## Your objective
Reproduce all of the listing below without alteration.

Dataset entries

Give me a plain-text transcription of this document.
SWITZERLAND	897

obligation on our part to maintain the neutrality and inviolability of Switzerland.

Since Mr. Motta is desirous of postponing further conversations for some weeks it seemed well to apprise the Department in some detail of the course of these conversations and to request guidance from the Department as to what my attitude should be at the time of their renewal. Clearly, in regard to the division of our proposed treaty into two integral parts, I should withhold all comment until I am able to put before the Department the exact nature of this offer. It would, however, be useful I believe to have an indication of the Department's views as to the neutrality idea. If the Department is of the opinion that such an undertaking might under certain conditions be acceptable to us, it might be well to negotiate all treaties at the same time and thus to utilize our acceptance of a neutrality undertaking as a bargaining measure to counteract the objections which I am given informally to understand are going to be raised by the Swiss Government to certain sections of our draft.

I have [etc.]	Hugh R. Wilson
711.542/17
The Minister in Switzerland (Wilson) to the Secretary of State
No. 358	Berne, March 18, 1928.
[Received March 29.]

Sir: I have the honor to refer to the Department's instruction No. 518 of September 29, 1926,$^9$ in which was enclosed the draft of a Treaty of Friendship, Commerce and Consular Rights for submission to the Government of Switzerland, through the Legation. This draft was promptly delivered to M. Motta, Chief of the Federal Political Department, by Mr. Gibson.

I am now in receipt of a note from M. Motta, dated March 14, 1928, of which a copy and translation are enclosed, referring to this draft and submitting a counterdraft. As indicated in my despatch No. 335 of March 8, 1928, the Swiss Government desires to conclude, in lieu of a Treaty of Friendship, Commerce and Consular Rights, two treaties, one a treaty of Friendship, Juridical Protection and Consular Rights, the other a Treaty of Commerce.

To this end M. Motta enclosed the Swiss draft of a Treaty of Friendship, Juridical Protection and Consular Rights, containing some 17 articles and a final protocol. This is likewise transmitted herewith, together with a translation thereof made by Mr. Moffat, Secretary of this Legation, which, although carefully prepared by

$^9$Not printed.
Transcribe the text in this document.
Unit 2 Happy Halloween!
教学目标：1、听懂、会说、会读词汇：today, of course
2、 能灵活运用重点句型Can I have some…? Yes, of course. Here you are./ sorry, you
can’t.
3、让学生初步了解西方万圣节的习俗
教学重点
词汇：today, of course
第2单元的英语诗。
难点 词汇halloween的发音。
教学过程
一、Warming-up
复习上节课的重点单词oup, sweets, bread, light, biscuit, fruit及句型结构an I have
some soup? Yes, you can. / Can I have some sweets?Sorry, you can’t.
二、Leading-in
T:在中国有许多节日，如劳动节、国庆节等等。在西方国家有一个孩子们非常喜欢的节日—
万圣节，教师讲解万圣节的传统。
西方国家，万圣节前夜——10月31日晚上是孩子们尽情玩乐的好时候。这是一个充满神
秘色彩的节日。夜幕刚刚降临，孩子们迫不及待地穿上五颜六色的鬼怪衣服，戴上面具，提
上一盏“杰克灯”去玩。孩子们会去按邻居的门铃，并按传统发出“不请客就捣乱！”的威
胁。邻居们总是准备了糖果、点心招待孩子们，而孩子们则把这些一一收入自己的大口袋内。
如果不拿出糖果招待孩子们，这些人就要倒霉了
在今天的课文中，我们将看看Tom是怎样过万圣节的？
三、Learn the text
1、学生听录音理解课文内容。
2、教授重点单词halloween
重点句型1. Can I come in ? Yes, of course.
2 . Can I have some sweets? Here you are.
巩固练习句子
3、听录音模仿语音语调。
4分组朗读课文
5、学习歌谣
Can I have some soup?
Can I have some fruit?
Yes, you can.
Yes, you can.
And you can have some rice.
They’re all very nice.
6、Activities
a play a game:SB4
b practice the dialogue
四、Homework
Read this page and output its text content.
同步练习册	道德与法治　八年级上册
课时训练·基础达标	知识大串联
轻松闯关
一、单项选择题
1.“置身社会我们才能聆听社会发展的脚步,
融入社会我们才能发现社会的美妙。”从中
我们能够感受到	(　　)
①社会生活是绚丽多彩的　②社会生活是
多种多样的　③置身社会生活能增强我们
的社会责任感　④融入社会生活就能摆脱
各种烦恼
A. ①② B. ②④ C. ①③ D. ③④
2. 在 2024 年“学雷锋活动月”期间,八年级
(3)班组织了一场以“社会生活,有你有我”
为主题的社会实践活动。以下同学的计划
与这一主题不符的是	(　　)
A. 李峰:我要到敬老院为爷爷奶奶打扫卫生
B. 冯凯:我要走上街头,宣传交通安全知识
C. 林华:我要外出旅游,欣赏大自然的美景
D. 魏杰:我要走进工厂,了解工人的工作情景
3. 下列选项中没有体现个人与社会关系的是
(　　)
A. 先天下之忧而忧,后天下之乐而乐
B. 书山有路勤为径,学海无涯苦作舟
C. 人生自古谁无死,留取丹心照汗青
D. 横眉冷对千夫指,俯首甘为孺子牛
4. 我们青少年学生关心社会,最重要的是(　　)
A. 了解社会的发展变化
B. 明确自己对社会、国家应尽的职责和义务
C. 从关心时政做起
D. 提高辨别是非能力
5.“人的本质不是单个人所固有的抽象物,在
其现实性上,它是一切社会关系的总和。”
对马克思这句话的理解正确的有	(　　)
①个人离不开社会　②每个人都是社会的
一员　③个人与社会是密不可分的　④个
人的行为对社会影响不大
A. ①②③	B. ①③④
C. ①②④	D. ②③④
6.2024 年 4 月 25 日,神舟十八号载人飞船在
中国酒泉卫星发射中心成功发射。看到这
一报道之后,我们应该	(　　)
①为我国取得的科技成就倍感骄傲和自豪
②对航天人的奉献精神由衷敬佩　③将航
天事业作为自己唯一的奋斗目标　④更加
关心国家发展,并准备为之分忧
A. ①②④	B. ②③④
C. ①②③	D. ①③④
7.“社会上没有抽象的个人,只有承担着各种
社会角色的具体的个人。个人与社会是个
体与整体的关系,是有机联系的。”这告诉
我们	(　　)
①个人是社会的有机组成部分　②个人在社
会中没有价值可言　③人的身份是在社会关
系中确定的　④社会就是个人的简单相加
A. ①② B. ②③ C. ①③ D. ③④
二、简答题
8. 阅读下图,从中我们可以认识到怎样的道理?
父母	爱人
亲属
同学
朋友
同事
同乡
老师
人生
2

## Written response
Give me a plain-text transcription of this document.
SWITZERLAND	897

obligation on our part to maintain the neutrality and inviolability of Switzerland.

Since Mr. Motta is desirous of postponing further conversations for some weeks it seemed well to apprise the Department in some detail of the course of these conversations and to request guidance from the Department as to what my attitude should be at the time of their renewal. Clearly, in regard to the division of our proposed treaty into two integral parts, I should withhold all comment until I am able to put before the Department the exact nature of this offer. It would, however, be useful I believe to have an indication of the Department's views as to the neutrality idea. If the Department is of the opinion that such an undertaking might under certain conditions be acceptable to us, it might be well to negotiate all treaties at the same time and thus to utilize our acceptance of a neutrality undertaking as a bargaining measure to counteract the objections which I am given informally to understand are going to be raised by the Swiss Government to certain sections of our draft.

I have [etc.]	Hugh R. Wilson
711.542/17
The Minister in Switzerland (Wilson) to the Secretary of State
No. 358	Berne, March 18, 1928.
[Received March 29.]

Sir: I have the honor to refer to the Department's instruction No. 518 of September 29, 1926,$^9$ in which was enclosed the draft of a Treaty of Friendship, Commerce and Consular Rights for submission to the Government of Switzerland, through the Legation. This draft was promptly delivered to M. Motta, Chief of the Federal Political Department, by Mr. Gibson.

I am now in receipt of a note from M. Motta, dated March 14, 1928, of which a copy and translation are enclosed, referring to this draft and submitting a counterdraft. As indicated in my despatch No. 335 of March 8, 1928, the Swiss Government desires to conclude, in lieu of a Treaty of Friendship, Commerce and Consular Rights, two treaties, one a treaty of Friendship, Juridical Protection and Consular Rights, the other a Treaty of Commerce.

To this end M. Motta enclosed the Swiss draft of a Treaty of Friendship, Juridical Protection and Consular Rights, containing some 17 articles and a final protocol. This is likewise transmitted herewith, together with a translation thereof made by Mr. Moffat, Secretary of this Legation, which, although carefully prepared by

$^9$Not printed.
Transcribe the text in this document.
Unit 2 Happy Halloween!
教学目标：1、听懂、会说、会读词汇：today, of course
2、 能灵活运用重点句型Can I have some…? Yes, of course. Here you are./ sorry, you
can’t.
3、让学生初步了解西方万圣节的习俗
教学重点
词汇：today, of course
第2单元的英语诗。
难点 词汇halloween的发音。
教学过程
一、Warming-up
复习上节课的重点单词oup, sweets, bread, light, biscuit, fruit及句型结构an I have
some soup? Yes, you can. / Can I have some sweets?Sorry, you can’t.
二、Leading-in
T:在中国有许多节日，如劳动节、国庆节等等。在西方国家有一个孩子们非常喜欢的节日—
万圣节，教师讲解万圣节的传统。
西方国家，万圣节前夜——10月31日晚上是孩子们尽情玩乐的好时候。这是一个充满神
秘色彩的节日。夜幕刚刚降临，孩子们迫不及待地穿上五颜六色的鬼怪衣服，戴上面具，提
上一盏“杰克灯”去玩。孩子们会去按邻居的门铃，并按传统发出“不请客就捣乱！”的威
胁。邻居们总是准备了糖果、点心招待孩子们，而孩子们则把这些一一收入自己的大口袋内。
如果不拿出糖果招待孩子们，这些人就要倒霉了
在今天的课文中，我们将看看Tom是怎样过万圣节的？
三、Learn the text
1、学生听录音理解课文内容。
2、教授重点单词halloween
重点句型1. Can I come in ? Yes, of course.
2 . Can I have some sweets? Here you are.
巩固练习句子
3、听录音模仿语音语调。
4分组朗读课文
5、学习歌谣
Can I have some soup?
Can I have some fruit?
Yes, you can.
Yes, you can.
And you can have some rice.
They’re all very nice.
6、Activities
a play a game:SB4
b practice the dialogue
四、Homework
Read this page and output its text content.
同步练习册	道德与法治　八年级上册
课时训练·基础达标	知识大串联
轻松闯关
一、单项选择题
1.“置身社会我们才能聆听社会发展的脚步,
融入社会我们才能发现社会的美妙。”从中
我们能够感受到	(　　)
①社会生活是绚丽多彩的　②社会生活是
多种多样的　③置身社会生活能增强我们
的社会责任感　④融入社会生活就能摆脱
各种烦恼
A. ①② B. ②④ C. ①③ D. ③④
2. 在 2024 年“学雷锋活动月”期间,八年级
(3)班组织了一场以“社会生活,有你有我”
为主题的社会实践活动。以下同学的计划
与这一主题不符的是	(　　)
A. 李峰:我要到敬老院为爷爷奶奶打扫卫生
B. 冯凯:我要走上街头,宣传交通安全知识
C. 林华:我要外出旅游,欣赏大自然的美景
D. 魏杰:我要走进工厂,了解工人的工作情景
3. 下列选项中没有体现个人与社会关系的是
(　　)
A. 先天下之忧而忧,后天下之乐而乐
B. 书山有路勤为径,学海无涯苦作舟
C. 人生自古谁无死,留取丹心照汗青
D. 横眉冷对千夫指,俯首甘为孺子牛
4. 我们青少年学生关心社会,最重要的是(　　)
A. 了解社会的发展变化
B. 明确自己对社会、国家应尽的职责和义务
C. 从关心时政做起
D. 提高辨别是非能力
5.“人的本质不是单个人所固有的抽象物,在
其现实性上,它是一切社会关系的总和。”
对马克思这句话的理解正确的有	(　　)
①个人离不开社会　②每个人都是社会的
一员　③个人与社会是密不可分的　④个
人的行为对社会影响不大
A. ①②③	B. ①③④
C. ①②④	D. ②③④
6.2024 年 4 月 25 日,神舟十八号载人飞船在
中国酒泉卫星发射中心成功发射。看到这
一报道之后,我们应该	(　　)
①为我国取得的科技成就倍感骄傲和自豪
②对航天人的奉献精神由衷敬佩　③将航
天事业作为自己唯一的奋斗目标　④更加
关心国家发展,并准备为之分忧
A. ①②④	B. ②③④
C. ①②③	D. ①③④
7.“社会上没有抽象的个人,只有承担着各种
社会角色的具体的个人。个人与社会是个
体与整体的关系,是有机联系的。”这告诉
我们	(　　)
①个人是社会的有机组成部分　②个人在社
会中没有价值可言　③人的身份是在社会关
系中确定的　④社会就是个人的简单相加
A. ①② B. ②③ C. ①③ D. ③④
二、简答题
8. 阅读下图,从中我们可以认识到怎样的道理?
父母	爱人
亲属
同学
朋友
同事
同乡
老师
人生
2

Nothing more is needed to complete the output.